_Description of the task:_ Restate the full listing word for word and leave the pictures out.
** Start of Available data **
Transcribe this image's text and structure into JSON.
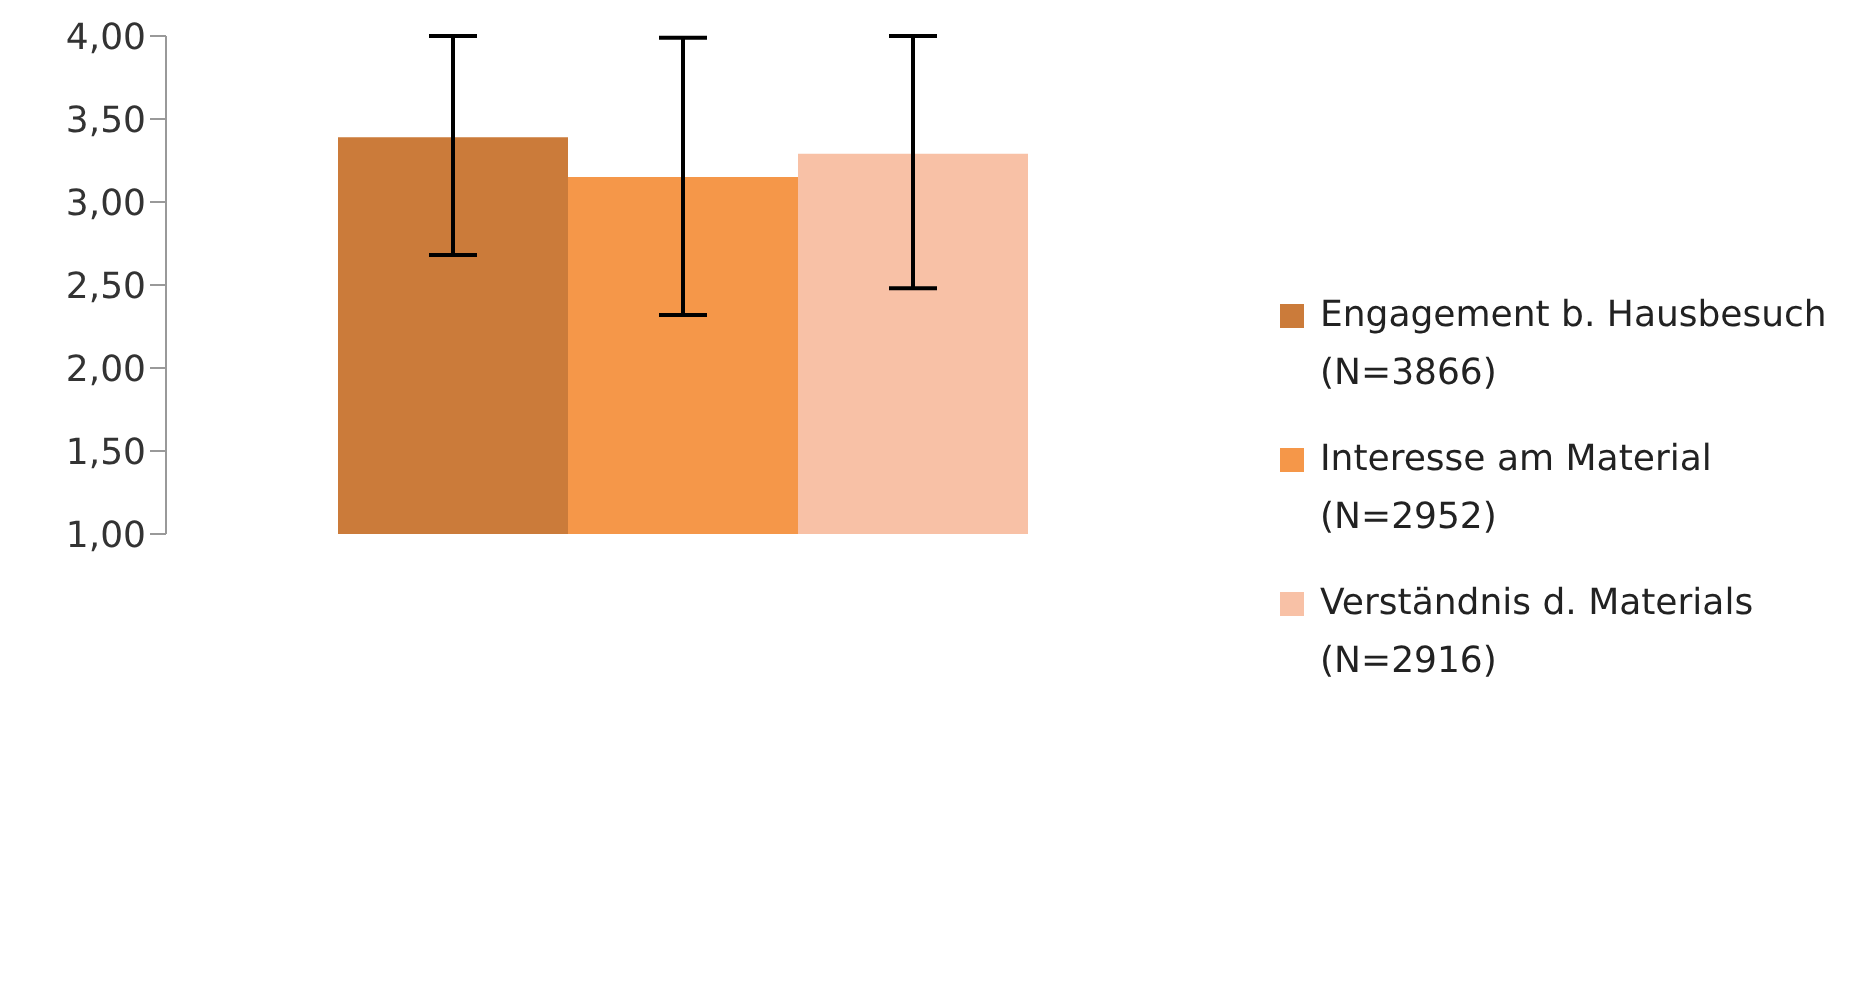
{
  "chart_data": {
    "type": "bar",
    "categories": [
      null
    ],
    "series": [
      {
        "name": "Engagement b. Hausbesuch (N=3866)",
        "color": "#cb7b3a",
        "values": [
          3.39
        ],
        "errors": [
          [
            2.68,
            4.0
          ]
        ]
      },
      {
        "name": "Interesse am Material (N=2952)",
        "color": "#f59749",
        "values": [
          3.15
        ],
        "errors": [
          [
            2.32,
            3.99
          ]
        ]
      },
      {
        "name": "Verständnis d. Materials (N=2916)",
        "color": "#f8c1a6",
        "values": [
          3.29
        ],
        "errors": [
          [
            2.48,
            4.0
          ]
        ]
      }
    ],
    "ylim": [
      1,
      4
    ],
    "yticks": [
      {
        "value": 1,
        "label": "1,00"
      },
      {
        "value": 1.5,
        "label": "1,50"
      },
      {
        "value": 2,
        "label": "2,00"
      },
      {
        "value": 2.5,
        "label": "2,50"
      },
      {
        "value": 3,
        "label": "3,00"
      },
      {
        "value": 3.5,
        "label": "3,50"
      },
      {
        "value": 4,
        "label": "4,00"
      }
    ],
    "grid": false,
    "legend": "right"
  }
}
** End of Available data **
_Exercise response:_
Transcribe this image's text and structure into JSON.
{
  "chart_data": {
    "type": "bar",
    "categories": [
      null
    ],
    "series": [
      {
        "name": "Engagement b. Hausbesuch (N=3866)",
        "color": "#cb7b3a",
        "values": [
          3.39
        ],
        "errors": [
          [
            2.68,
            4.0
          ]
        ]
      },
      {
        "name": "Interesse am Material (N=2952)",
        "color": "#f59749",
        "values": [
          3.15
        ],
        "errors": [
          [
            2.32,
            3.99
          ]
        ]
      },
      {
        "name": "Verständnis d. Materials (N=2916)",
        "color": "#f8c1a6",
        "values": [
          3.29
        ],
        "errors": [
          [
            2.48,
            4.0
          ]
        ]
      }
    ],
    "ylim": [
      1,
      4
    ],
    "yticks": [
      {
        "value": 1,
        "label": "1,00"
      },
      {
        "value": 1.5,
        "label": "1,50"
      },
      {
        "value": 2,
        "label": "2,00"
      },
      {
        "value": 2.5,
        "label": "2,50"
      },
      {
        "value": 3,
        "label": "3,00"
      },
      {
        "value": 3.5,
        "label": "3,50"
      },
      {
        "value": 4,
        "label": "4,00"
      }
    ],
    "grid": false,
    "legend": "right"
  }
}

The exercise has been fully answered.